Output each line of the material exactly as it stands.

Dataset records
-- begin --

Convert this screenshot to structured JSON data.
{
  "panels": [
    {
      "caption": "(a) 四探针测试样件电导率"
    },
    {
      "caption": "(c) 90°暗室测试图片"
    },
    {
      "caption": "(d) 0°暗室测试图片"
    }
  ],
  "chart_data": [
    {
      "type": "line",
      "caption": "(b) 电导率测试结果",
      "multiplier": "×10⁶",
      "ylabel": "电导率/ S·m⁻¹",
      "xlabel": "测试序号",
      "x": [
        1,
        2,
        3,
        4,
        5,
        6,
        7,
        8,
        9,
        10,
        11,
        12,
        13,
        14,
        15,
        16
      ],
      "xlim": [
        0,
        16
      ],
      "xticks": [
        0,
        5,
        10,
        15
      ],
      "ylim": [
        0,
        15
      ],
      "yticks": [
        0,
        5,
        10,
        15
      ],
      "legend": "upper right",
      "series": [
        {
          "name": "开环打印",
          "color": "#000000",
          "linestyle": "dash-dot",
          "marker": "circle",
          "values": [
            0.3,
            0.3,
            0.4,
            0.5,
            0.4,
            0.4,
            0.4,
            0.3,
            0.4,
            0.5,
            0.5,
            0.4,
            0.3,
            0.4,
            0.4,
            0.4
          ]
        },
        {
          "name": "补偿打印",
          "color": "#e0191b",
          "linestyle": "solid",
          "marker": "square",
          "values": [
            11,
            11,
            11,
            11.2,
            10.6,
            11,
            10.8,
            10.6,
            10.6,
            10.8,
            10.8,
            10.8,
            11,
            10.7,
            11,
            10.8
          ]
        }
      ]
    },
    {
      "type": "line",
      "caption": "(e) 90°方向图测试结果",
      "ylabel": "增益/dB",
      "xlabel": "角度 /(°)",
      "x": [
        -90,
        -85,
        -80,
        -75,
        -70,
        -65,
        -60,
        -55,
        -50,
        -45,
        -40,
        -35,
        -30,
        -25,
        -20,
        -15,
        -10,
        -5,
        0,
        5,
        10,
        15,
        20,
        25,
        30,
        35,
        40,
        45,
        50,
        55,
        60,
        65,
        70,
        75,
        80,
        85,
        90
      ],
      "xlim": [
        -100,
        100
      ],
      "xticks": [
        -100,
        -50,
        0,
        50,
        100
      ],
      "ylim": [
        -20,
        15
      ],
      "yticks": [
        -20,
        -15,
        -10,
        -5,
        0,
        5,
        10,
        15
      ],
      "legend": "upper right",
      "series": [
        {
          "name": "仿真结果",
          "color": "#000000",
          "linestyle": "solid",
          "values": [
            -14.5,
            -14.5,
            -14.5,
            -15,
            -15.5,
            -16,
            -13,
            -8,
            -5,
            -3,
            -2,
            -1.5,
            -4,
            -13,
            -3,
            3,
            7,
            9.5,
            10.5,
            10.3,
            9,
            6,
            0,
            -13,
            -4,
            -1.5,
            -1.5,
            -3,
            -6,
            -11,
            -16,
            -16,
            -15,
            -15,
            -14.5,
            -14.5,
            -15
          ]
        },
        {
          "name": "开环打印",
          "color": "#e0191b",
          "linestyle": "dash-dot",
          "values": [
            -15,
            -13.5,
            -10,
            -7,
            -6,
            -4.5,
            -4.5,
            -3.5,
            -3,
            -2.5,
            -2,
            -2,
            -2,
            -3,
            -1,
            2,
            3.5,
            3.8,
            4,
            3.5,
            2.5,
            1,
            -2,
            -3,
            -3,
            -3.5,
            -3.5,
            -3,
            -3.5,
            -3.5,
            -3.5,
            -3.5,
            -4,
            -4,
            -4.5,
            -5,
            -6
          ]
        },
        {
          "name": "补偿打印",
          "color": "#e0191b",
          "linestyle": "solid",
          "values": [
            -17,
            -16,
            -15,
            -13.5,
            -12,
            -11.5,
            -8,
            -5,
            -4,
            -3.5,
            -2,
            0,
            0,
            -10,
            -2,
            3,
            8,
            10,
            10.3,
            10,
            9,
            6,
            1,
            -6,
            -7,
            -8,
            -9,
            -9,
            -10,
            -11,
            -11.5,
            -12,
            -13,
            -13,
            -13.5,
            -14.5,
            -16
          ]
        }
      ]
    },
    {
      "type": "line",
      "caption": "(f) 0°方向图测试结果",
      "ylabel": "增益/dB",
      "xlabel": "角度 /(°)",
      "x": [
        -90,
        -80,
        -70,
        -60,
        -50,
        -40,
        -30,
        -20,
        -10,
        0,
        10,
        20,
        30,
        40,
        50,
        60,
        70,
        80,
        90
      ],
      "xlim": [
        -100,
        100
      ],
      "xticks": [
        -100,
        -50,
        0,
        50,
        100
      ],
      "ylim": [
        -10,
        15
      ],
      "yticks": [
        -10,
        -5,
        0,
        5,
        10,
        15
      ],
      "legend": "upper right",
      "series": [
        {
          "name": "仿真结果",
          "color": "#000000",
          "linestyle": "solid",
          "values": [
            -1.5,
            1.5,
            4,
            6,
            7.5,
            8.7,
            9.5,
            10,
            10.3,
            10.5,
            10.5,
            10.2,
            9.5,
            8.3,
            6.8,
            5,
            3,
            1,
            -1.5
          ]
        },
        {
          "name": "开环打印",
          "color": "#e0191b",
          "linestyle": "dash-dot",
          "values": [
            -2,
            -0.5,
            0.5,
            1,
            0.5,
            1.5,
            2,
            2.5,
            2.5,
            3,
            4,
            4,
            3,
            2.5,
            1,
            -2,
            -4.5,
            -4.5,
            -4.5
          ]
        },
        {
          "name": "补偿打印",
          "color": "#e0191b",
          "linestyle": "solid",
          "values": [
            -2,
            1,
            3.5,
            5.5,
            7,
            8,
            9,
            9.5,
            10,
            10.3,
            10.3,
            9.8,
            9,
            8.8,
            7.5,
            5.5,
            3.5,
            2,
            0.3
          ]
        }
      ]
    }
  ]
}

-- end --

#### [RESULT OF THIS EXERCISE]
Convert this screenshot to structured JSON data.
{
  "panels": [
    {
      "caption": "(a) 四探针测试样件电导率"
    },
    {
      "caption": "(c) 90°暗室测试图片"
    },
    {
      "caption": "(d) 0°暗室测试图片"
    }
  ],
  "chart_data": [
    {
      "type": "line",
      "caption": "(b) 电导率测试结果",
      "multiplier": "×10⁶",
      "ylabel": "电导率/ S·m⁻¹",
      "xlabel": "测试序号",
      "x": [
        1,
        2,
        3,
        4,
        5,
        6,
        7,
        8,
        9,
        10,
        11,
        12,
        13,
        14,
        15,
        16
      ],
      "xlim": [
        0,
        16
      ],
      "xticks": [
        0,
        5,
        10,
        15
      ],
      "ylim": [
        0,
        15
      ],
      "yticks": [
        0,
        5,
        10,
        15
      ],
      "legend": "upper right",
      "series": [
        {
          "name": "开环打印",
          "color": "#000000",
          "linestyle": "dash-dot",
          "marker": "circle",
          "values": [
            0.3,
            0.3,
            0.4,
            0.5,
            0.4,
            0.4,
            0.4,
            0.3,
            0.4,
            0.5,
            0.5,
            0.4,
            0.3,
            0.4,
            0.4,
            0.4
          ]
        },
        {
          "name": "补偿打印",
          "color": "#e0191b",
          "linestyle": "solid",
          "marker": "square",
          "values": [
            11,
            11,
            11,
            11.2,
            10.6,
            11,
            10.8,
            10.6,
            10.6,
            10.8,
            10.8,
            10.8,
            11,
            10.7,
            11,
            10.8
          ]
        }
      ]
    },
    {
      "type": "line",
      "caption": "(e) 90°方向图测试结果",
      "ylabel": "增益/dB",
      "xlabel": "角度 /(°)",
      "x": [
        -90,
        -85,
        -80,
        -75,
        -70,
        -65,
        -60,
        -55,
        -50,
        -45,
        -40,
        -35,
        -30,
        -25,
        -20,
        -15,
        -10,
        -5,
        0,
        5,
        10,
        15,
        20,
        25,
        30,
        35,
        40,
        45,
        50,
        55,
        60,
        65,
        70,
        75,
        80,
        85,
        90
      ],
      "xlim": [
        -100,
        100
      ],
      "xticks": [
        -100,
        -50,
        0,
        50,
        100
      ],
      "ylim": [
        -20,
        15
      ],
      "yticks": [
        -20,
        -15,
        -10,
        -5,
        0,
        5,
        10,
        15
      ],
      "legend": "upper right",
      "series": [
        {
          "name": "仿真结果",
          "color": "#000000",
          "linestyle": "solid",
          "values": [
            -14.5,
            -14.5,
            -14.5,
            -15,
            -15.5,
            -16,
            -13,
            -8,
            -5,
            -3,
            -2,
            -1.5,
            -4,
            -13,
            -3,
            3,
            7,
            9.5,
            10.5,
            10.3,
            9,
            6,
            0,
            -13,
            -4,
            -1.5,
            -1.5,
            -3,
            -6,
            -11,
            -16,
            -16,
            -15,
            -15,
            -14.5,
            -14.5,
            -15
          ]
        },
        {
          "name": "开环打印",
          "color": "#e0191b",
          "linestyle": "dash-dot",
          "values": [
            -15,
            -13.5,
            -10,
            -7,
            -6,
            -4.5,
            -4.5,
            -3.5,
            -3,
            -2.5,
            -2,
            -2,
            -2,
            -3,
            -1,
            2,
            3.5,
            3.8,
            4,
            3.5,
            2.5,
            1,
            -2,
            -3,
            -3,
            -3.5,
            -3.5,
            -3,
            -3.5,
            -3.5,
            -3.5,
            -3.5,
            -4,
            -4,
            -4.5,
            -5,
            -6
          ]
        },
        {
          "name": "补偿打印",
          "color": "#e0191b",
          "linestyle": "solid",
          "values": [
            -17,
            -16,
            -15,
            -13.5,
            -12,
            -11.5,
            -8,
            -5,
            -4,
            -3.5,
            -2,
            0,
            0,
            -10,
            -2,
            3,
            8,
            10,
            10.3,
            10,
            9,
            6,
            1,
            -6,
            -7,
            -8,
            -9,
            -9,
            -10,
            -11,
            -11.5,
            -12,
            -13,
            -13,
            -13.5,
            -14.5,
            -16
          ]
        }
      ]
    },
    {
      "type": "line",
      "caption": "(f) 0°方向图测试结果",
      "ylabel": "增益/dB",
      "xlabel": "角度 /(°)",
      "x": [
        -90,
        -80,
        -70,
        -60,
        -50,
        -40,
        -30,
        -20,
        -10,
        0,
        10,
        20,
        30,
        40,
        50,
        60,
        70,
        80,
        90
      ],
      "xlim": [
        -100,
        100
      ],
      "xticks": [
        -100,
        -50,
        0,
        50,
        100
      ],
      "ylim": [
        -10,
        15
      ],
      "yticks": [
        -10,
        -5,
        0,
        5,
        10,
        15
      ],
      "legend": "upper right",
      "series": [
        {
          "name": "仿真结果",
          "color": "#000000",
          "linestyle": "solid",
          "values": [
            -1.5,
            1.5,
            4,
            6,
            7.5,
            8.7,
            9.5,
            10,
            10.3,
            10.5,
            10.5,
            10.2,
            9.5,
            8.3,
            6.8,
            5,
            3,
            1,
            -1.5
          ]
        },
        {
          "name": "开环打印",
          "color": "#e0191b",
          "linestyle": "dash-dot",
          "values": [
            -2,
            -0.5,
            0.5,
            1,
            0.5,
            1.5,
            2,
            2.5,
            2.5,
            3,
            4,
            4,
            3,
            2.5,
            1,
            -2,
            -4.5,
            -4.5,
            -4.5
          ]
        },
        {
          "name": "补偿打印",
          "color": "#e0191b",
          "linestyle": "solid",
          "values": [
            -2,
            1,
            3.5,
            5.5,
            7,
            8,
            9,
            9.5,
            10,
            10.3,
            10.3,
            9.8,
            9,
            8.8,
            7.5,
            5.5,
            3.5,
            2,
            0.3
          ]
        }
      ]
    }
  ]
}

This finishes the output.